= DIRECTIVE =
Please rewrite the entries from the line with "menu-assets[interactable]: Assets (82, 34, 141, 51)" up to and including the line with "updown-arrows-icon: ▲ ▼ (90, 118, 99, 134)", substituting "GAME COMPLETE" for "GAME OVER" and leaving everything else unchanged.

[STORED ROWS start]

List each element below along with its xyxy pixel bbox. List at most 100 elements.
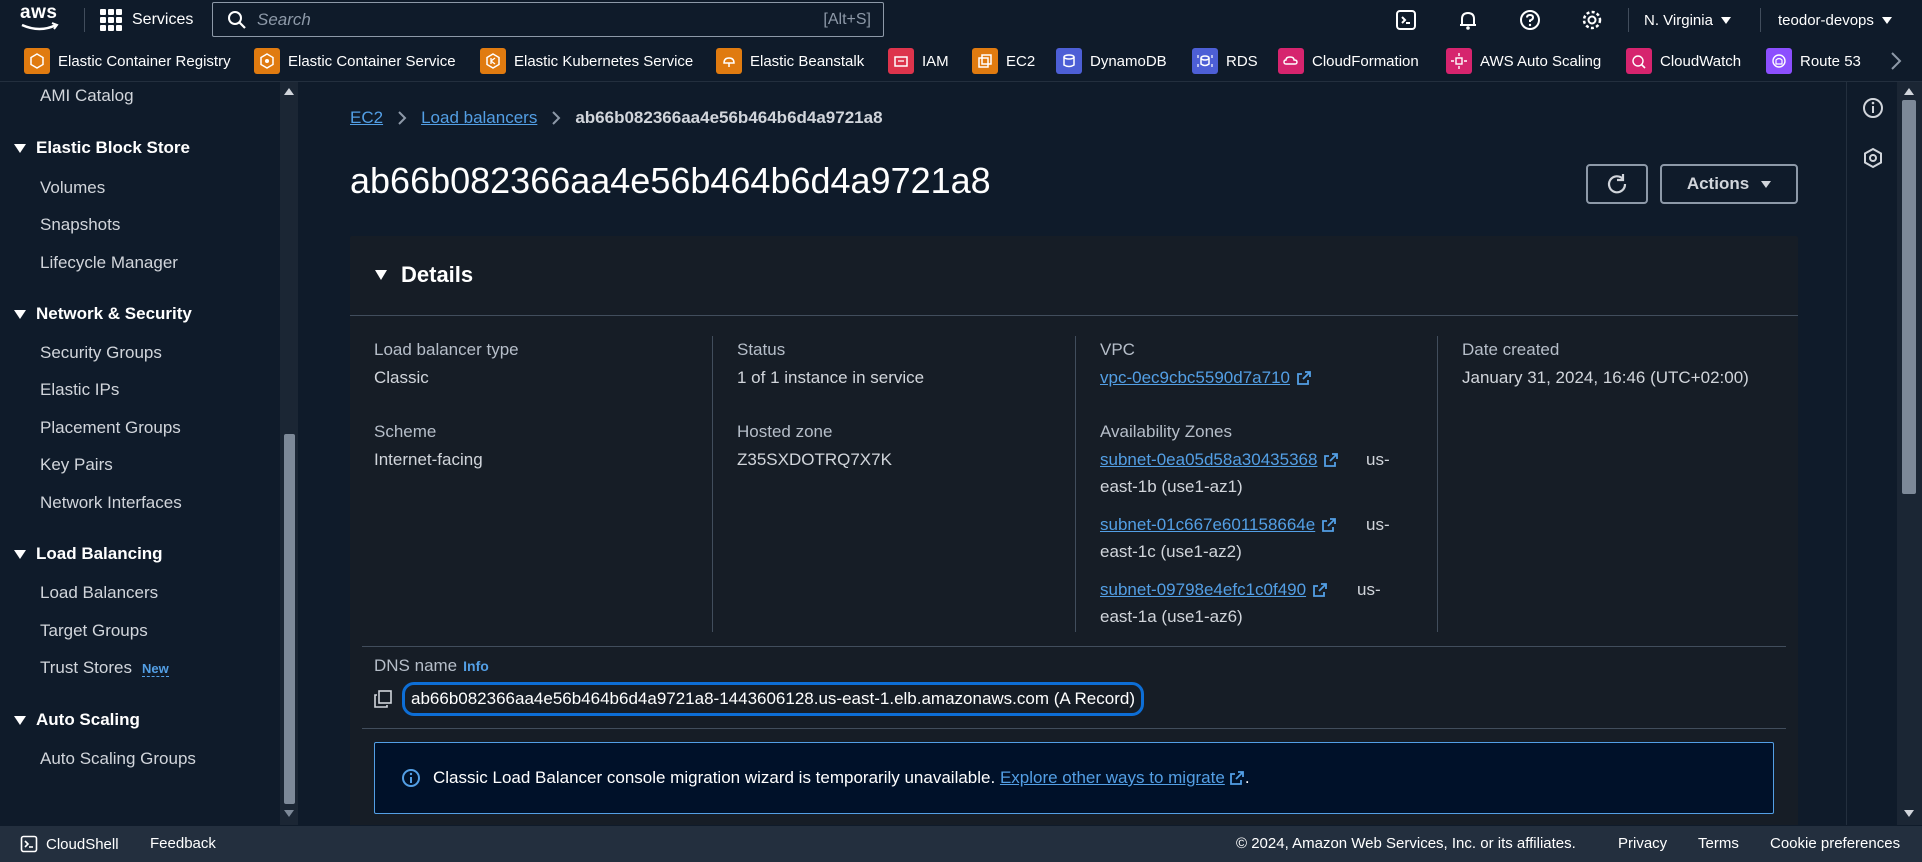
- search-input[interactable]: [257, 9, 777, 30]
- footer-cloudshell-label: CloudShell: [46, 835, 119, 853]
- account-menu[interactable]: teodor-devops: [1778, 0, 1892, 40]
- refresh-button[interactable]: [1586, 164, 1648, 204]
- sidebar-item-placement-groups[interactable]: Placement Groups: [40, 418, 181, 438]
- copy-icon[interactable]: [374, 690, 392, 708]
- new-badge: New: [141, 661, 169, 677]
- footer-privacy[interactable]: Privacy: [1618, 835, 1667, 852]
- subnet-link[interactable]: subnet-09798e4efc1c0f490: [1100, 580, 1328, 600]
- sidebar-item-trust-stores[interactable]: Trust Stores New: [40, 658, 169, 678]
- breadcrumb-load-balancers[interactable]: Load balancers: [421, 108, 537, 128]
- aws-logo[interactable]: aws: [20, 3, 64, 34]
- iam-icon: [888, 48, 914, 74]
- sidebar-item-snapshots[interactable]: Snapshots: [40, 215, 120, 235]
- footer-feedback[interactable]: Feedback: [150, 835, 216, 852]
- breadcrumb-current: ab66b082366aa4e56b464b6d4a9721a8: [575, 108, 883, 127]
- favorite-ec2[interactable]: EC2: [972, 48, 1035, 74]
- sidebar-scroll-thumb[interactable]: [284, 434, 295, 804]
- details-panel: Details Load balancer type Classic Schem…: [350, 236, 1798, 825]
- services-menu-button[interactable]: Services: [100, 0, 193, 40]
- external-link-icon: [1322, 518, 1337, 532]
- ecs-icon: [254, 48, 280, 74]
- alert-text: Classic Load Balancer console migration …: [433, 768, 1000, 787]
- gear-icon[interactable]: [1580, 8, 1604, 32]
- favorite-eks[interactable]: Elastic Kubernetes Service: [480, 48, 693, 74]
- sidebar-item-network-interfaces[interactable]: Network Interfaces: [40, 493, 182, 513]
- sidebar-section-network-security[interactable]: Network & Security: [14, 304, 192, 324]
- scheme-value: Internet-facing: [374, 450, 483, 469]
- sidebar-item-volumes[interactable]: Volumes: [40, 178, 105, 198]
- favorite-ecr[interactable]: Elastic Container Registry: [24, 48, 231, 74]
- sidebar-section-label: Load Balancing: [36, 544, 163, 563]
- sidebar-item-ami-catalog[interactable]: AMI Catalog: [40, 86, 134, 106]
- shield-icon[interactable]: [1861, 146, 1885, 170]
- favorite-cloudwatch[interactable]: CloudWatch: [1626, 48, 1741, 74]
- sidebar-item-target-groups[interactable]: Target Groups: [40, 621, 148, 641]
- footer-cookie-preferences[interactable]: Cookie preferences: [1770, 835, 1900, 852]
- hosted-zone-value: Z35SXDOTRQ7X7K: [737, 450, 892, 469]
- favorite-route53[interactable]: Route 53: [1766, 48, 1861, 74]
- dns-name-label: DNS name: [374, 656, 458, 675]
- dns-name-row: ab66b082366aa4e56b464b6d4a9721a8-1443606…: [374, 682, 1144, 716]
- cloudshell-icon[interactable]: [1394, 8, 1418, 32]
- column-divider: [712, 336, 713, 632]
- sidebar-section-ebs[interactable]: Elastic Block Store: [14, 138, 190, 158]
- sidebar-item-key-pairs[interactable]: Key Pairs: [40, 455, 113, 475]
- vpc-link[interactable]: vpc-0ec9cbc5590d7a710: [1100, 368, 1312, 388]
- sidebar-item-security-groups[interactable]: Security Groups: [40, 343, 162, 363]
- beanstalk-icon: [716, 48, 742, 74]
- favorite-ecs[interactable]: Elastic Container Service: [254, 48, 456, 74]
- aws-smile-icon: [21, 22, 59, 31]
- footer-terms[interactable]: Terms: [1698, 835, 1739, 852]
- dns-name-value[interactable]: ab66b082366aa4e56b464b6d4a9721a8-1443606…: [402, 682, 1144, 716]
- cloudformation-icon: [1278, 48, 1304, 74]
- favorite-beanstalk[interactable]: Elastic Beanstalk: [716, 48, 864, 74]
- sidebar: AMI Catalog Elastic Block Store Volumes …: [0, 82, 298, 825]
- favorite-cloudformation[interactable]: CloudFormation: [1278, 48, 1419, 74]
- actions-button[interactable]: Actions: [1660, 164, 1798, 204]
- favorites-scroll-right-icon[interactable]: [1888, 49, 1904, 73]
- footer-cloudshell[interactable]: CloudShell: [20, 835, 119, 853]
- grid-icon: [100, 9, 122, 31]
- sidebar-item-auto-scaling-groups[interactable]: Auto Scaling Groups: [40, 749, 196, 769]
- sidebar-item-load-balancers[interactable]: Load Balancers: [40, 583, 158, 603]
- region-label: N. Virginia: [1644, 11, 1713, 29]
- help-icon[interactable]: [1518, 8, 1542, 32]
- search-icon: [228, 10, 246, 29]
- sidebar-section-auto-scaling[interactable]: Auto Scaling: [14, 710, 140, 730]
- sidebar-item-lifecycle-manager[interactable]: Lifecycle Manager: [40, 253, 178, 273]
- subnet-link[interactable]: subnet-0ea05d58a30435368: [1100, 450, 1339, 470]
- scroll-up-icon[interactable]: [1904, 88, 1914, 95]
- favorite-label: RDS: [1226, 52, 1258, 70]
- scroll-down-icon[interactable]: [1904, 810, 1914, 817]
- chevron-right-icon: [552, 111, 561, 125]
- sidebar-item-elastic-ips[interactable]: Elastic IPs: [40, 380, 119, 400]
- breadcrumb: EC2 Load balancers ab66b082366aa4e56b464…: [350, 108, 883, 128]
- date-created-value: January 31, 2024, 16:46 (UTC+02:00): [1462, 368, 1749, 387]
- dns-name-label-row: DNS name Info: [374, 656, 489, 676]
- ecr-icon: [24, 48, 50, 74]
- search-box[interactable]: [Alt+S]: [212, 2, 884, 37]
- lb-type-value: Classic: [374, 368, 429, 387]
- bell-icon[interactable]: [1456, 8, 1480, 32]
- region-selector[interactable]: N. Virginia: [1644, 0, 1731, 40]
- explore-migrate-link[interactable]: Explore other ways to migrate: [1000, 768, 1245, 788]
- favorite-rds[interactable]: RDS: [1192, 48, 1258, 74]
- favorite-dynamodb[interactable]: DynamoDB: [1056, 48, 1167, 74]
- sidebar-section-load-balancing[interactable]: Load Balancing: [14, 544, 163, 564]
- hosted-zone-label: Hosted zone: [737, 422, 833, 441]
- scroll-up-icon[interactable]: [284, 88, 294, 95]
- page-title: ab66b082366aa4e56b464b6d4a9721a8: [350, 160, 991, 201]
- breadcrumb-ec2[interactable]: EC2: [350, 108, 383, 128]
- info-panel-icon[interactable]: [1861, 96, 1885, 120]
- subnet-link[interactable]: subnet-01c667e601158664e: [1100, 515, 1337, 535]
- favorite-label: Elastic Container Registry: [58, 52, 231, 70]
- favorite-iam[interactable]: IAM: [888, 48, 949, 74]
- chevron-right-icon: [398, 111, 407, 125]
- main-scroll-thumb[interactable]: [1902, 100, 1916, 494]
- details-header[interactable]: Details: [350, 236, 1798, 316]
- info-link[interactable]: Info: [463, 658, 489, 674]
- favorite-label: Elastic Beanstalk: [750, 52, 865, 70]
- favorite-autoscaling[interactable]: AWS Auto Scaling: [1446, 48, 1601, 74]
- az-suffix: us-: [1366, 450, 1390, 469]
- scroll-down-icon[interactable]: [284, 810, 294, 817]
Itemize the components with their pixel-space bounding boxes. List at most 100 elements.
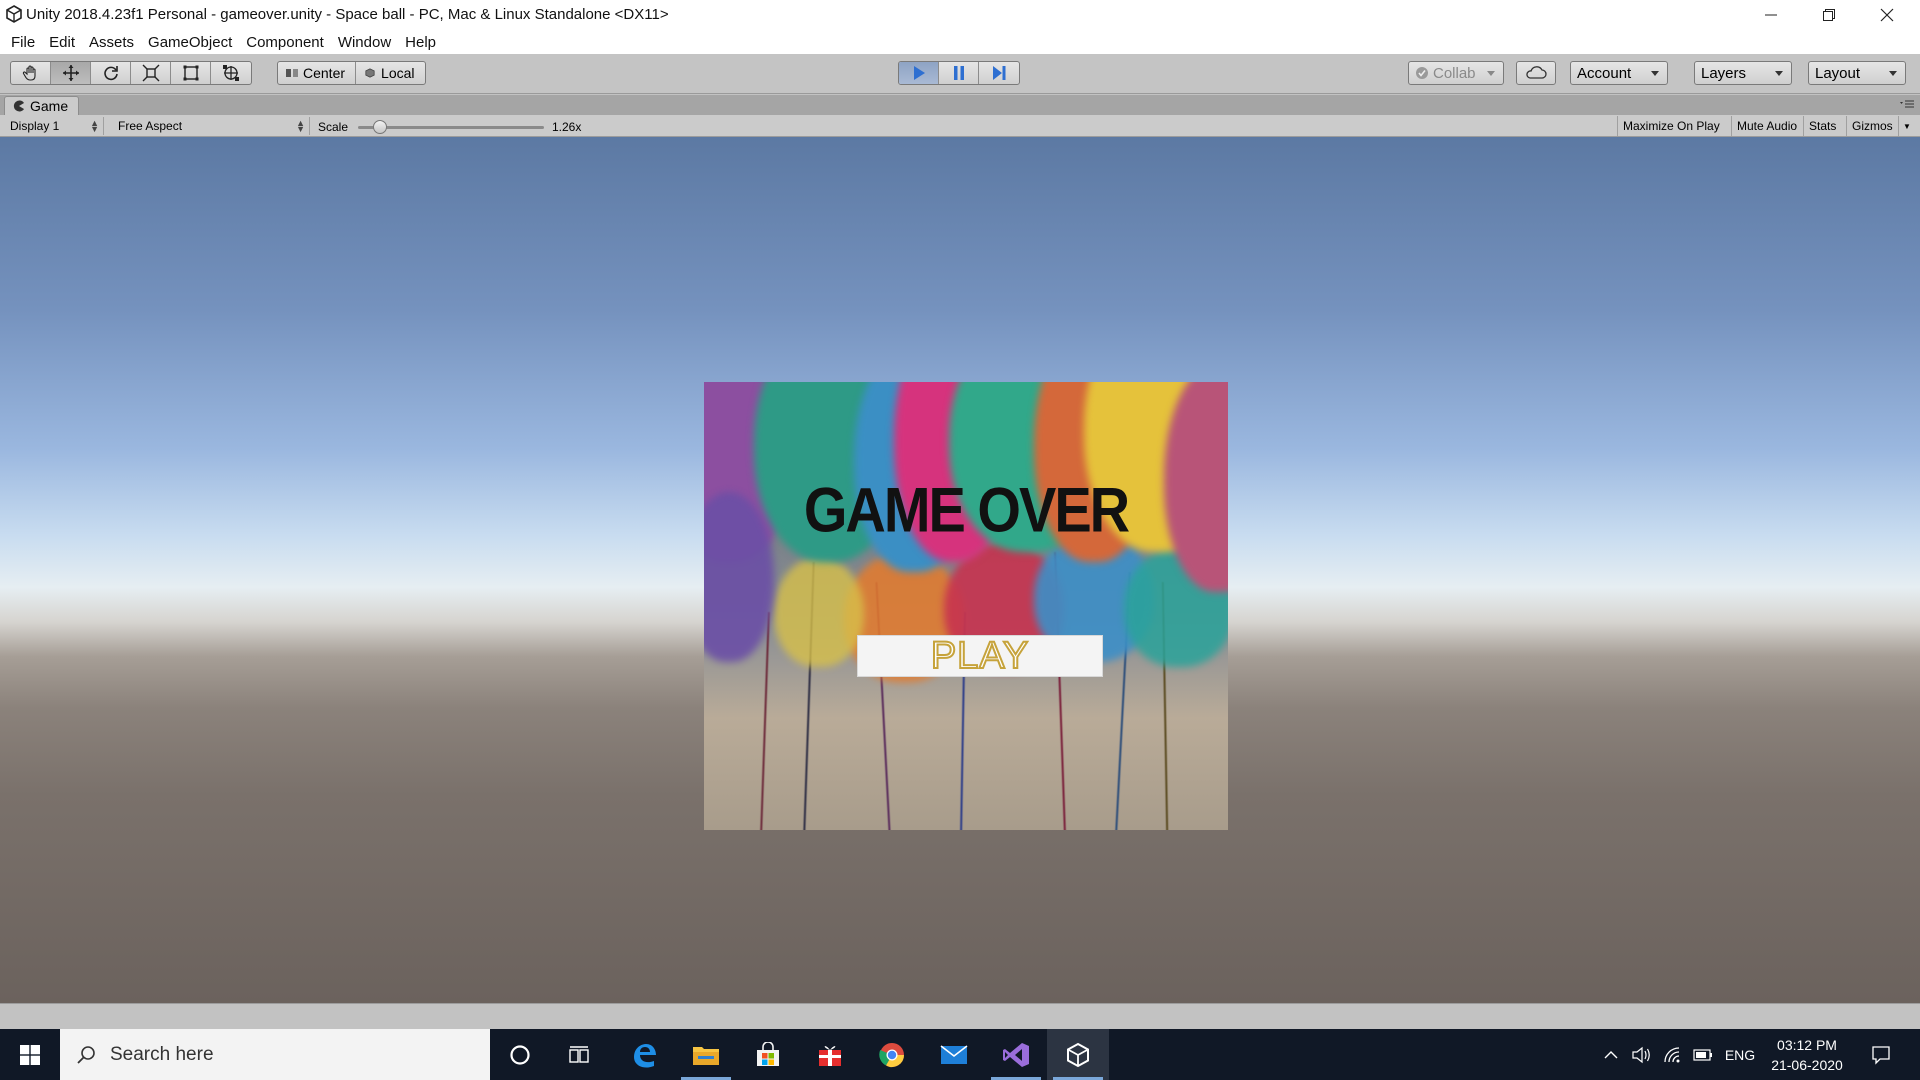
menu-assets[interactable]: Assets (82, 34, 141, 51)
cloud-icon (1526, 66, 1547, 79)
game-viewport[interactable]: GAME OVER PLAY (0, 137, 1920, 1003)
maximize-on-play-toggle[interactable]: Maximize On Play (1617, 116, 1725, 136)
chevron-up-icon (1604, 1050, 1618, 1058)
updown-arrows-icon: ▲ ▼ (90, 118, 99, 134)
tab-game[interactable]: Game (4, 96, 80, 115)
visual-studio-icon (1003, 1042, 1029, 1067)
store-icon (757, 1041, 779, 1066)
edge-button[interactable] (613, 1029, 675, 1080)
step-button[interactable] (979, 62, 1019, 84)
taskbar-search-box[interactable]: Search here (60, 1029, 490, 1080)
combined-transform-icon (223, 65, 239, 81)
language-label: ENG (1724, 1046, 1756, 1063)
layers-dropdown[interactable]: Layers (1694, 61, 1792, 85)
play-again-button[interactable]: PLAY (857, 634, 1103, 678)
chevron-down-icon (1775, 71, 1783, 76)
windows-taskbar: Search here ENG 03:12 PM 21-06-2020 (0, 1029, 1920, 1080)
transform-tool-button[interactable] (211, 62, 251, 84)
transform-tools (10, 61, 252, 85)
cloud-services-button[interactable] (1516, 61, 1556, 85)
account-dropdown[interactable]: Account (1570, 61, 1668, 85)
rotate-icon (103, 66, 118, 81)
taskbar-clock[interactable]: 03:12 PM 21-06-2020 (1764, 1035, 1850, 1075)
gizmos-dropdown[interactable]: Gizmos (1846, 116, 1898, 136)
start-button[interactable] (0, 1029, 60, 1080)
chevron-down-icon (1651, 71, 1659, 76)
clock-time: 03:12 PM (1777, 1037, 1837, 1053)
action-center-button[interactable] (1860, 1029, 1902, 1080)
store-button[interactable] (737, 1029, 799, 1080)
menu-edit[interactable]: Edit (42, 34, 82, 51)
menu-component[interactable]: Component (239, 34, 331, 51)
unity-taskbar-button[interactable] (1047, 1029, 1109, 1080)
play-button[interactable] (899, 62, 939, 84)
unity-logo-icon (6, 5, 22, 23)
scale-slider-thumb[interactable] (373, 120, 388, 134)
account-label: Account (1577, 64, 1632, 82)
chevron-down-icon (1487, 71, 1495, 76)
edge-icon (634, 1043, 656, 1068)
pivot-center-toggle[interactable]: Center (278, 62, 357, 84)
aspect-dropdown[interactable]: Free Aspect ▲ ▼ (112, 117, 310, 135)
file-explorer-icon (693, 1046, 719, 1065)
step-icon (993, 66, 1006, 80)
task-view-button[interactable] (548, 1029, 610, 1080)
center-pivot-icon (286, 69, 298, 77)
stats-label: Stats (1809, 119, 1837, 133)
rect-tool-button[interactable] (171, 62, 211, 84)
file-explorer-button[interactable] (675, 1029, 737, 1080)
input-language-button[interactable]: ENG (1720, 1029, 1760, 1080)
unity-toolbar: Center Local Collab Account Layers Layou… (0, 54, 1920, 94)
wifi-icon (1664, 1046, 1680, 1062)
battery-icon (1693, 1048, 1712, 1061)
mail-icon (940, 1044, 968, 1064)
play-controls (898, 61, 1020, 85)
pause-icon (953, 66, 964, 80)
game-view-controls: Display 1 ▲ ▼ Free Aspect ▲ ▼ Scale 1.26x … (0, 115, 1920, 137)
battery-button[interactable] (1690, 1029, 1716, 1080)
show-hidden-icons-button[interactable] (1600, 1029, 1622, 1080)
scale-tool-button[interactable] (131, 62, 171, 84)
mail-button[interactable] (923, 1029, 985, 1080)
search-icon (77, 1045, 95, 1064)
close-button[interactable] (1858, 0, 1916, 30)
menu-file[interactable]: File (4, 34, 42, 51)
layers-label: Layers (1701, 64, 1747, 82)
chrome-button[interactable] (861, 1029, 923, 1080)
unity-icon (1067, 1042, 1089, 1067)
rotate-tool-button[interactable] (91, 62, 131, 84)
menu-help[interactable]: Help (398, 34, 443, 51)
collab-dropdown[interactable]: Collab (1408, 61, 1504, 85)
hand-tool-button[interactable] (11, 62, 51, 84)
minimize-button[interactable] (1742, 0, 1800, 30)
volume-button[interactable] (1628, 1029, 1654, 1080)
move-tool-button[interactable] (51, 62, 91, 84)
local-space-icon (365, 68, 375, 78)
menu-gameobject[interactable]: GameObject (141, 34, 239, 51)
gizmos-label: Gizmos (1852, 119, 1893, 133)
task-view-icon (569, 1045, 589, 1063)
menu-bar: File Edit Assets GameObject Component Wi… (0, 30, 1920, 54)
layout-dropdown[interactable]: Layout (1808, 61, 1906, 85)
window-title: Unity 2018.4.23f1 Personal - gameover.un… (26, 6, 669, 23)
gift-app-button[interactable] (799, 1029, 861, 1080)
cortana-button[interactable] (489, 1029, 551, 1080)
pause-button[interactable] (939, 62, 979, 84)
scale-value: 1.26x (552, 120, 582, 134)
stats-toggle[interactable]: Stats (1803, 116, 1841, 136)
window-title-bar: Unity 2018.4.23f1 Personal - gameover.un… (0, 0, 1920, 30)
rect-transform-icon (183, 65, 198, 81)
tab-game-label: Game (30, 98, 69, 114)
cortana-icon (510, 1044, 530, 1065)
pivot-local-toggle[interactable]: Local (356, 62, 424, 84)
mute-audio-toggle[interactable]: Mute Audio (1731, 116, 1802, 136)
gizmos-menu-caret[interactable]: ▼ (1898, 116, 1915, 136)
scale-label: Scale (318, 120, 349, 134)
visual-studio-button[interactable] (985, 1029, 1047, 1080)
restore-button[interactable] (1800, 0, 1858, 30)
display-dropdown[interactable]: Display 1 ▲ ▼ (4, 117, 104, 135)
menu-window[interactable]: Window (331, 34, 398, 51)
network-button[interactable] (1660, 1029, 1686, 1080)
editor-status-bar (0, 1003, 1920, 1029)
panel-menu-icon[interactable] (1900, 99, 1914, 111)
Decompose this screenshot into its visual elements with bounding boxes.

[STORED ROWS end]

= RESPONSE =
menu-assets[interactable]: Assets (82, 34, 141, 51)
cloud-icon (1526, 66, 1547, 79)
game-viewport[interactable]: GAME COMPLETE PLAY (0, 137, 1920, 1003)
maximize-on-play-toggle[interactable]: Maximize On Play (1617, 116, 1725, 136)
chevron-up-icon (1604, 1050, 1618, 1058)
updown-arrows-icon: ▲ ▼ (90, 118, 99, 134)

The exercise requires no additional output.